- [INSTRUCTIONS FOR THE TASK] Using the records below, locate all lines containing "JSON" and return them.

[Some records]
* * *
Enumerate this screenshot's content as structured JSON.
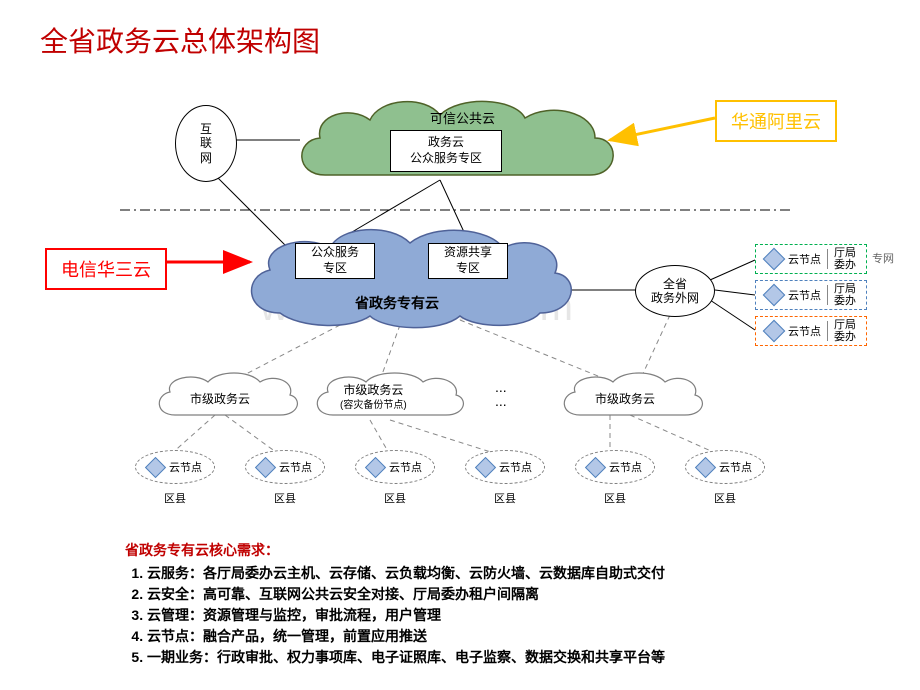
{
  "title": "全省政务云总体架构图",
  "watermark": "www.bdocx.com",
  "callouts": {
    "right": {
      "text": "华通阿里云",
      "border": "#ffc000",
      "color": "#ffc000"
    },
    "left": {
      "text": "电信华三云",
      "border": "#ff0000",
      "color": "#ff0000"
    }
  },
  "clouds": {
    "public": {
      "label": "可信公共云",
      "fill": "#8fc08f",
      "stroke": "#4f6228",
      "box": "政务云\n公众服务专区"
    },
    "private": {
      "label": "省政务专有云",
      "fill": "#8faad6",
      "stroke": "#4f6298",
      "box_left": "公众服务\n专区",
      "box_right": "资源共享\n专区"
    },
    "city_l": {
      "label": "市级政务云",
      "stroke": "#7f7f7f"
    },
    "city_m": {
      "label": "市级政务云\n(容灾备份节点)",
      "stroke": "#7f7f7f"
    },
    "city_r": {
      "label": "市级政务云",
      "stroke": "#7f7f7f"
    }
  },
  "ellipses": {
    "internet": "互\n联\n网",
    "extranet": "全省\n政务外网"
  },
  "bureau": {
    "node": "云节点",
    "dept": "厅局\n委办",
    "priv_net": "专网",
    "colors": [
      "#00b050",
      "#4f81bd",
      "#ff6600"
    ]
  },
  "bottom": {
    "node": "云节点",
    "county": "区县",
    "diamond_fill": "#b3c7e7",
    "diamond_stroke": "#4f81bd"
  },
  "ellipsis": "...\n...",
  "requirements": {
    "heading": "省政务专有云核心需求：",
    "items": [
      "云服务：各厅局委办云主机、云存储、云负载均衡、云防火墙、云数据库自助式交付",
      "云安全：高可靠、互联网公共云安全对接、厅局委办租户间隔离",
      "云管理：资源管理与监控，审批流程，用户管理",
      "云节点：融合产品，统一管理，前置应用推送",
      "一期业务：行政审批、权力事项库、电子证照库、电子监察、数据交换和共享平台等"
    ]
  },
  "style": {
    "dash_border": "#7f7f7f",
    "arrow_red": "#ff0000",
    "arrow_yellow": "#ffc000"
  }
}
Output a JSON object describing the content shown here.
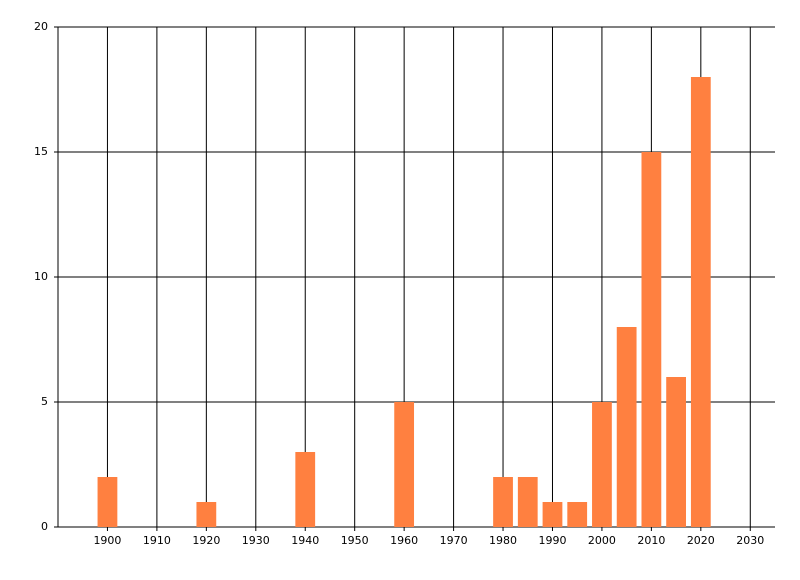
{
  "chart_data": {
    "type": "bar",
    "x": [
      1900,
      1920,
      1940,
      1960,
      1980,
      1985,
      1990,
      1995,
      2000,
      2005,
      2010,
      2015,
      2020
    ],
    "values": [
      2,
      1,
      3,
      5,
      2,
      2,
      1,
      1,
      5,
      8,
      15,
      6,
      18
    ],
    "color": "#ff8040",
    "xlim": [
      1890,
      2035
    ],
    "xticks": [
      1900,
      1910,
      1920,
      1930,
      1940,
      1950,
      1960,
      1970,
      1980,
      1990,
      2000,
      2010,
      2020,
      2030
    ],
    "ylim": [
      0,
      20
    ],
    "yticks": [
      0,
      5,
      10,
      15,
      20
    ],
    "grid": true
  }
}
* * *
- [EXERCISE OUTPUT]
Enumerate this screenshot's content as structured JSON.
Output a JSON object describing the content shown here.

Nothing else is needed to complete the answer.